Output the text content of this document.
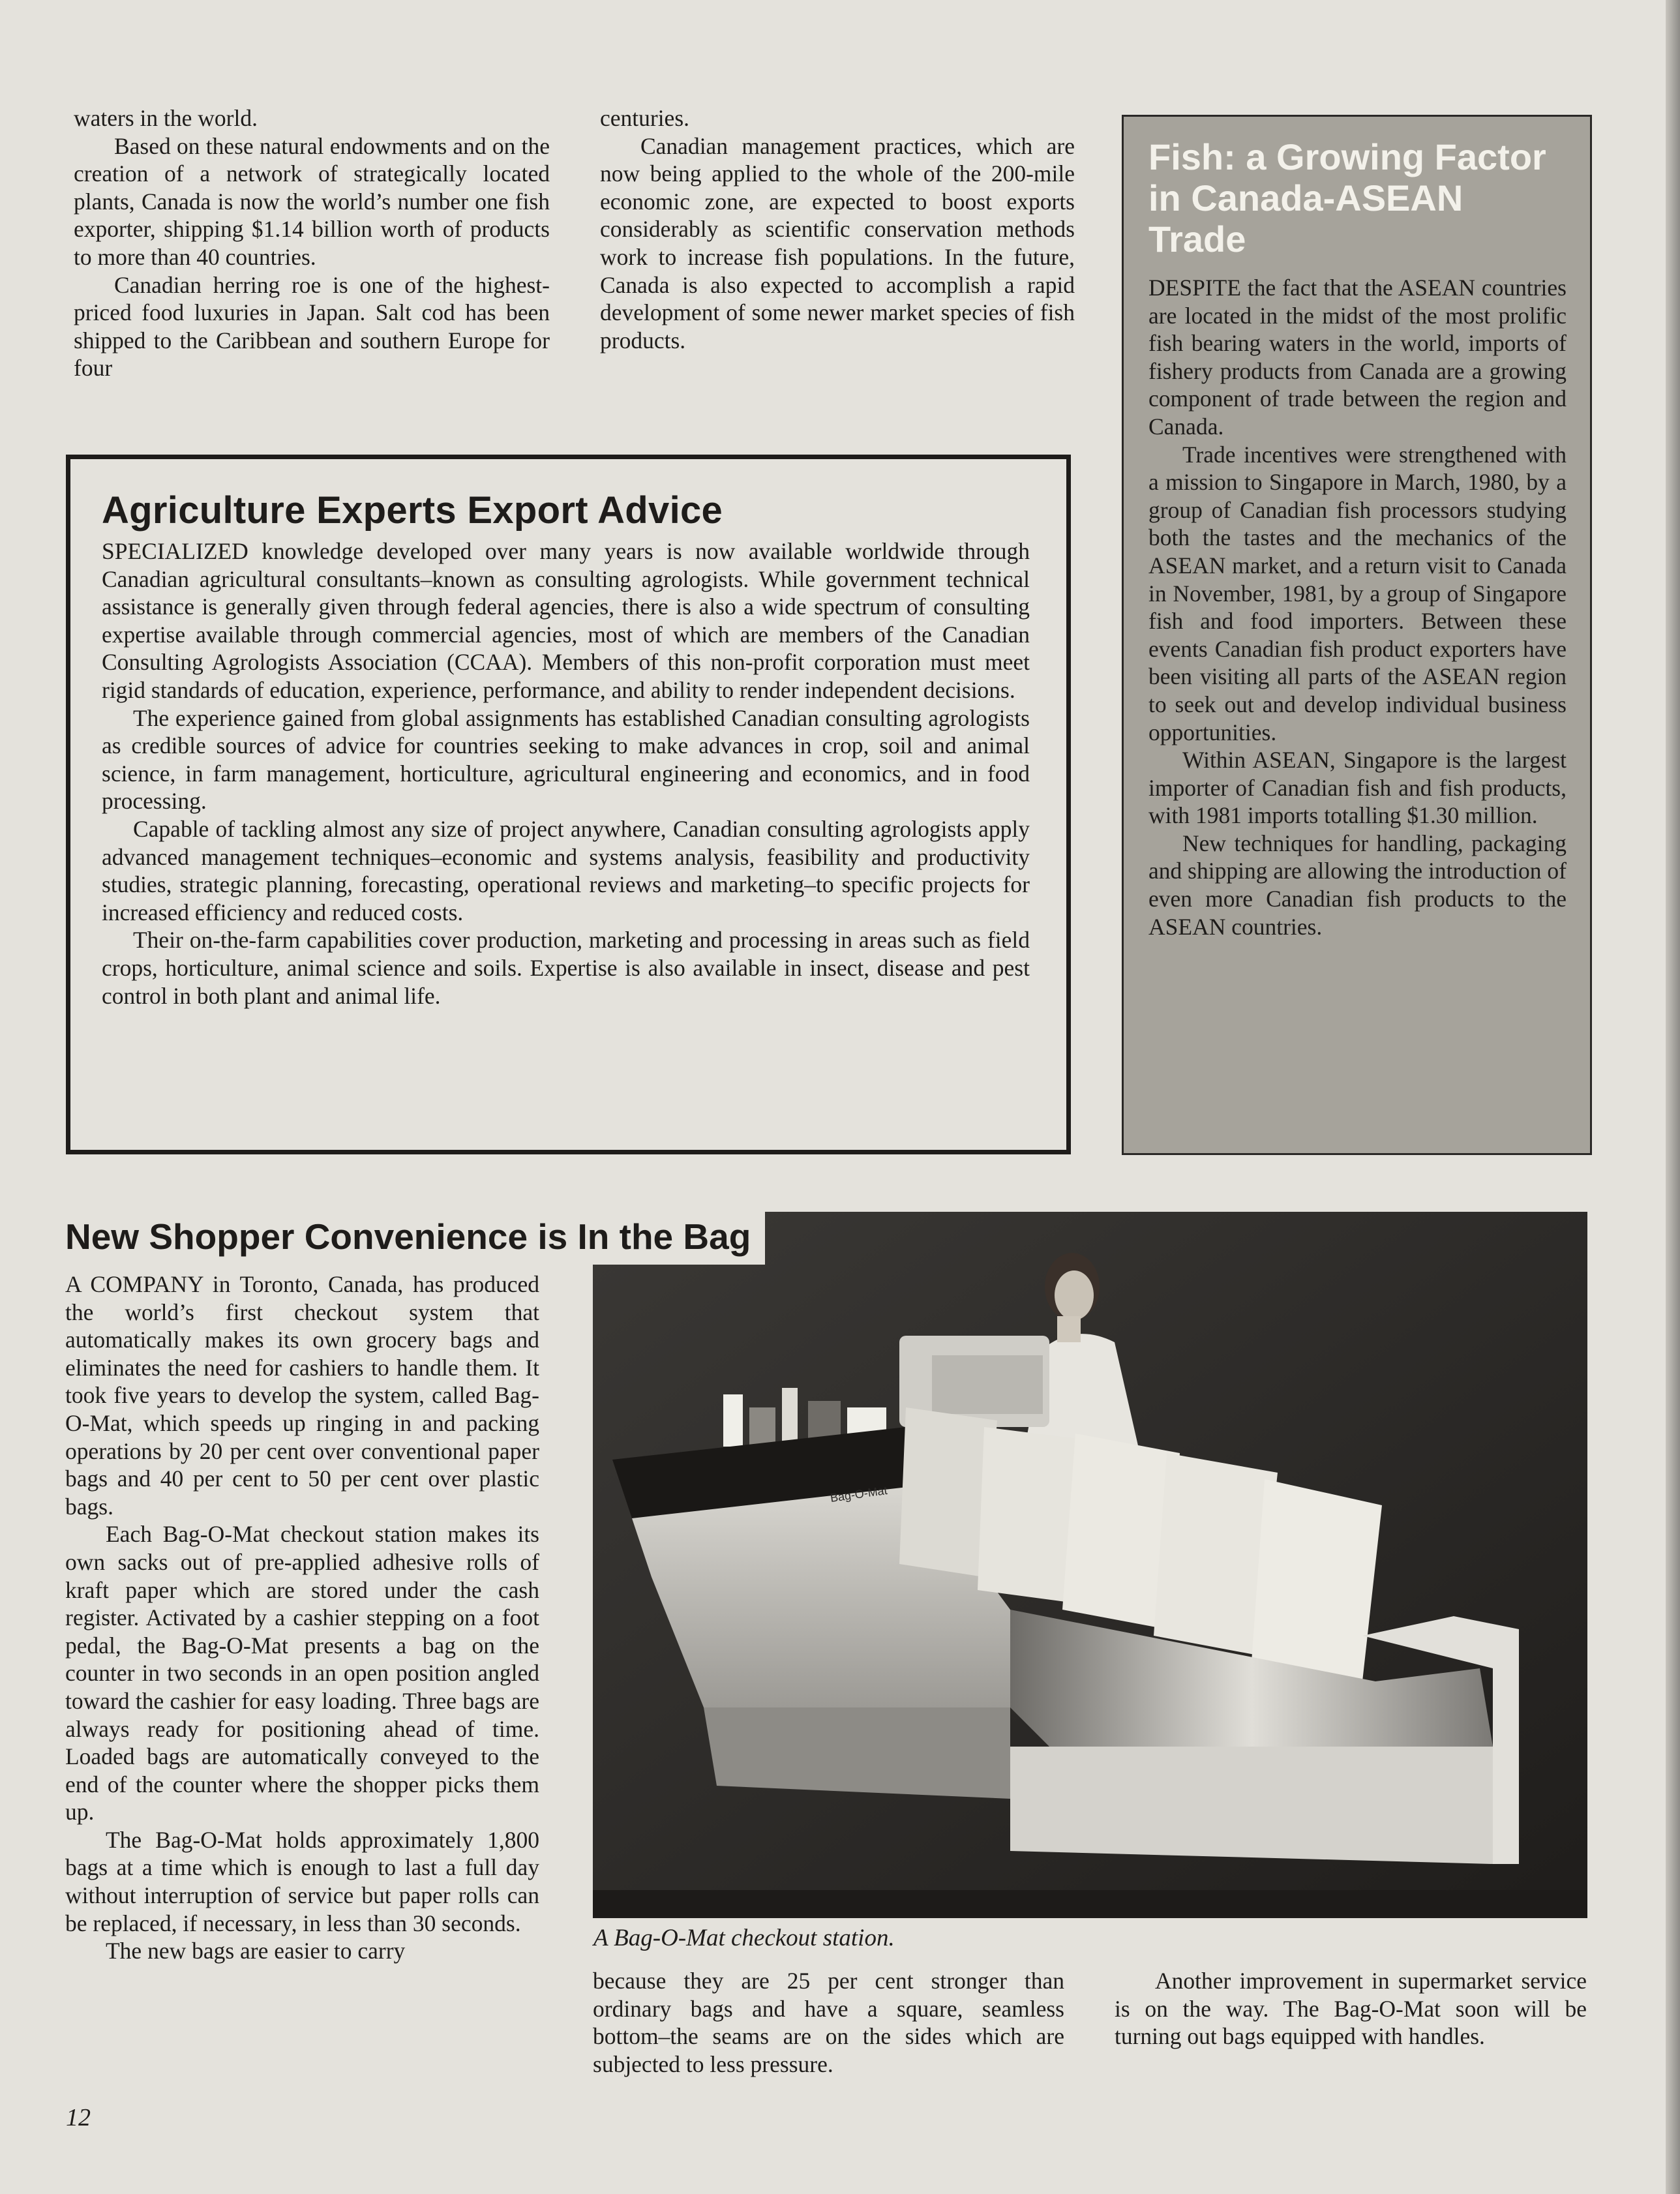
waters in the world.

Based on these natural endowments and on the creation of a network of strategically located plants, Canada is now the world’s number one fish exporter, shipping $1.14 billion worth of products to more than 40 countries.

Canadian herring roe is one of the highest-priced food luxuries in Japan. Salt cod has been shipped to the Caribbean and southern Europe for four

centuries.

Canadian management practices, which are now being applied to the whole of the 200-mile economic zone, are expected to boost exports considerably as scientific conservation methods work to increase fish populations. In the future, Canada is also expected to accomplish a rapid development of some newer market species of fish products.

Agriculture Experts Export Advice

SPECIALIZED knowledge developed over many years is now available worldwide through Canadian agricultural consultants–known as consulting agrologists. While government technical assistance is generally given through federal agencies, there is also a wide spectrum of consulting expertise available through commercial agencies, most of which are members of the Canadian Consulting Agrologists Association (CCAA). Members of this non-profit corporation must meet rigid standards of education, experience, performance, and ability to render independent decisions.

The experience gained from global assignments has established Canadian consulting agrologists as credible sources of advice for countries seeking to make advances in crop, soil and animal science, in farm management, horticulture, agricultural engineering and economics, and in food processing.

Capable of tackling almost any size of project anywhere, Canadian consulting agrologists apply advanced management techniques–economic and systems analysis, feasibility and productivity studies, strategic planning, forecasting, operational reviews and marketing–to specific projects for increased efficiency and reduced costs.

Their on-the-farm capabilities cover production, marketing and processing in areas such as field crops, horticulture, animal science and soils. Expertise is also available in insect, disease and pest control in both plant and animal life.

Fish: a Growing Factor in Canada-ASEAN Trade

DESPITE the fact that the ASEAN countries are located in the midst of the most prolific fish bearing waters in the world, imports of fishery products from Canada are a growing component of trade between the region and Canada.

Trade incentives were strengthened with a mission to Singapore in March, 1980, by a group of Canadian fish processors studying both the tastes and the mechanics of the ASEAN market, and a return visit to Canada in November, 1981, by a group of Singapore fish and food importers. Between these events Canadian fish product exporters have been visiting all parts of the ASEAN region to seek out and develop individual business opportunities.

Within ASEAN, Singapore is the largest importer of Canadian fish and fish products, with 1981 imports totalling $1.30 million.

New techniques for handling, packaging and shipping are allowing the introduction of even more Canadian fish products to the ASEAN countries.

New Shopper Convenience is In the Bag
Bag-O-Mat
A Bag-O-Mat checkout station.

A COMPANY in Toronto, Canada, has produced the world’s first checkout system that automatically makes its own grocery bags and eliminates the need for cashiers to handle them. It took five years to develop the system, called Bag-O-Mat, which speeds up ringing in and packing operations by 20 per cent over conventional paper bags and 40 per cent to 50 per cent over plastic bags.

Each Bag-O-Mat checkout station makes its own sacks out of pre-applied adhesive rolls of kraft paper which are stored under the cash register. Activated by a cashier stepping on a foot pedal, the Bag-O-Mat presents a bag on the counter in two seconds in an open position angled toward the cashier for easy loading. Three bags are always ready for positioning ahead of time. Loaded bags are automatically conveyed to the end of the counter where the shopper picks them up.

The Bag-O-Mat holds approximately 1,800 bags at a time which is enough to last a full day without interruption of service but paper rolls can be replaced, if necessary, in less than 30 seconds.

The new bags are easier to carry

because they are 25 per cent stronger than ordinary bags and have a square, seamless bottom–the seams are on the sides which are subjected to less pressure.

Another improvement in supermarket service is on the way. The Bag-O-Mat soon will be turning out bags equipped with handles.

12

----

§ Do this:
Make an exact copy of the listing above. Do not include the pictures.

§ Answer to the exercise:
Output the text content of this document.
waters in the world.

Based on these natural endowments and on the creation of a network of strategically located plants, Canada is now the world’s number one fish exporter, shipping $1.14 billion worth of products to more than 40 countries.

Canadian herring roe is one of the highest-priced food luxuries in Japan. Salt cod has been shipped to the Caribbean and southern Europe for four

centuries.

Canadian management practices, which are now being applied to the whole of the 200-mile economic zone, are expected to boost exports considerably as scientific conservation methods work to increase fish populations. In the future, Canada is also expected to accomplish a rapid development of some newer market species of fish products.

Agriculture Experts Export Advice

SPECIALIZED knowledge developed over many years is now available worldwide through Canadian agricultural consultants–known as consulting agrologists. While government technical assistance is generally given through federal agencies, there is also a wide spectrum of consulting expertise available through commercial agencies, most of which are members of the Canadian Consulting Agrologists Association (CCAA). Members of this non-profit corporation must meet rigid standards of education, experience, performance, and ability to render independent decisions.

The experience gained from global assignments has established Canadian consulting agrologists as credible sources of advice for countries seeking to make advances in crop, soil and animal science, in farm management, horticulture, agricultural engineering and economics, and in food processing.

Capable of tackling almost any size of project anywhere, Canadian consulting agrologists apply advanced management techniques–economic and systems analysis, feasibility and productivity studies, strategic planning, forecasting, operational reviews and marketing–to specific projects for increased efficiency and reduced costs.

Their on-the-farm capabilities cover production, marketing and processing in areas such as field crops, horticulture, animal science and soils. Expertise is also available in insect, disease and pest control in both plant and animal life.

Fish: a Growing Factor in Canada-ASEAN Trade

DESPITE the fact that the ASEAN countries are located in the midst of the most prolific fish bearing waters in the world, imports of fishery products from Canada are a growing component of trade between the region and Canada.

Trade incentives were strengthened with a mission to Singapore in March, 1980, by a group of Canadian fish processors studying both the tastes and the mechanics of the ASEAN market, and a return visit to Canada in November, 1981, by a group of Singapore fish and food importers. Between these events Canadian fish product exporters have been visiting all parts of the ASEAN region to seek out and develop individual business opportunities.

Within ASEAN, Singapore is the largest importer of Canadian fish and fish products, with 1981 imports totalling $1.30 million.

New techniques for handling, packaging and shipping are allowing the introduction of even more Canadian fish products to the ASEAN countries.

New Shopper Convenience is In the Bag
Bag-O-Mat
A Bag-O-Mat checkout station.

A COMPANY in Toronto, Canada, has produced the world’s first checkout system that automatically makes its own grocery bags and eliminates the need for cashiers to handle them. It took five years to develop the system, called Bag-O-Mat, which speeds up ringing in and packing operations by 20 per cent over conventional paper bags and 40 per cent to 50 per cent over plastic bags.

Each Bag-O-Mat checkout station makes its own sacks out of pre-applied adhesive rolls of kraft paper which are stored under the cash register. Activated by a cashier stepping on a foot pedal, the Bag-O-Mat presents a bag on the counter in two seconds in an open position angled toward the cashier for easy loading. Three bags are always ready for positioning ahead of time. Loaded bags are automatically conveyed to the end of the counter where the shopper picks them up.

The Bag-O-Mat holds approximately 1,800 bags at a time which is enough to last a full day without interruption of service but paper rolls can be replaced, if necessary, in less than 30 seconds.

The new bags are easier to carry

because they are 25 per cent stronger than ordinary bags and have a square, seamless bottom–the seams are on the sides which are subjected to less pressure.

Another improvement in supermarket service is on the way. The Bag-O-Mat soon will be turning out bags equipped with handles.

12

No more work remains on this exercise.